▶ Task prompt
Repeat the material below exactly, line for line.

__________

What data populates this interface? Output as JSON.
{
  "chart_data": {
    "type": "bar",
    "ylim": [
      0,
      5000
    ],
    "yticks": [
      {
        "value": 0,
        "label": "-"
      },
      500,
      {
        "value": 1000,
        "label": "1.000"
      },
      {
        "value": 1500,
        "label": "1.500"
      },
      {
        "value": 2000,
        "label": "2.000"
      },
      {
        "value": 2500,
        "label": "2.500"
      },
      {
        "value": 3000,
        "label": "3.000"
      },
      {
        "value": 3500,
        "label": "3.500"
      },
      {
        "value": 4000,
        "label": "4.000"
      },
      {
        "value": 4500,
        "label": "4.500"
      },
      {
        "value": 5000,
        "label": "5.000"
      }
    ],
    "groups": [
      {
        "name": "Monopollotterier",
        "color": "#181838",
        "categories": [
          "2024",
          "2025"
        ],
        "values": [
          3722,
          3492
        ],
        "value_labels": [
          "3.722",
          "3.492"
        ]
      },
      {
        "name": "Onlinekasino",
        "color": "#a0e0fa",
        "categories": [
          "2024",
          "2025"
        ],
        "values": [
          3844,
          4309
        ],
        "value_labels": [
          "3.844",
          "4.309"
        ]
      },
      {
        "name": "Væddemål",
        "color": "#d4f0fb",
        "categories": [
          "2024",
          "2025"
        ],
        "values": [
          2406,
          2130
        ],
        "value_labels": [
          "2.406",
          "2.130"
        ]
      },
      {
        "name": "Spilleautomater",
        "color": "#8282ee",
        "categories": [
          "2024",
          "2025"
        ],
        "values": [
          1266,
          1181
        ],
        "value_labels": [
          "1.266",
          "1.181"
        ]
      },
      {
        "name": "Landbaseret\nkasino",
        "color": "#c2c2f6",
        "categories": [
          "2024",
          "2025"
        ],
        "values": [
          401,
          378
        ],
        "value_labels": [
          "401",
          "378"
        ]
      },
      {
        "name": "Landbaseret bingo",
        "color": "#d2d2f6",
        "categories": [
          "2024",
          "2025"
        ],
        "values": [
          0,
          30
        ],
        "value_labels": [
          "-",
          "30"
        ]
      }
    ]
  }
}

__________

▶ The result
What data populates this interface? Output as JSON.
{
  "chart_data": {
    "type": "bar",
    "ylim": [
      0,
      5000
    ],
    "yticks": [
      {
        "value": 0,
        "label": "-"
      },
      500,
      {
        "value": 1000,
        "label": "1.000"
      },
      {
        "value": 1500,
        "label": "1.500"
      },
      {
        "value": 2000,
        "label": "2.000"
      },
      {
        "value": 2500,
        "label": "2.500"
      },
      {
        "value": 3000,
        "label": "3.000"
      },
      {
        "value": 3500,
        "label": "3.500"
      },
      {
        "value": 4000,
        "label": "4.000"
      },
      {
        "value": 4500,
        "label": "4.500"
      },
      {
        "value": 5000,
        "label": "5.000"
      }
    ],
    "groups": [
      {
        "name": "Monopollotterier",
        "color": "#181838",
        "categories": [
          "2024",
          "2025"
        ],
        "values": [
          3722,
          3492
        ],
        "value_labels": [
          "3.722",
          "3.492"
        ]
      },
      {
        "name": "Onlinekasino",
        "color": "#a0e0fa",
        "categories": [
          "2024",
          "2025"
        ],
        "values": [
          3844,
          4309
        ],
        "value_labels": [
          "3.844",
          "4.309"
        ]
      },
      {
        "name": "Væddemål",
        "color": "#d4f0fb",
        "categories": [
          "2024",
          "2025"
        ],
        "values": [
          2406,
          2130
        ],
        "value_labels": [
          "2.406",
          "2.130"
        ]
      },
      {
        "name": "Spilleautomater",
        "color": "#8282ee",
        "categories": [
          "2024",
          "2025"
        ],
        "values": [
          1266,
          1181
        ],
        "value_labels": [
          "1.266",
          "1.181"
        ]
      },
      {
        "name": "Landbaseret\nkasino",
        "color": "#c2c2f6",
        "categories": [
          "2024",
          "2025"
        ],
        "values": [
          401,
          378
        ],
        "value_labels": [
          "401",
          "378"
        ]
      },
      {
        "name": "Landbaseret bingo",
        "color": "#d2d2f6",
        "categories": [
          "2024",
          "2025"
        ],
        "values": [
          0,
          30
        ],
        "value_labels": [
          "-",
          "30"
        ]
      }
    ]
  }
}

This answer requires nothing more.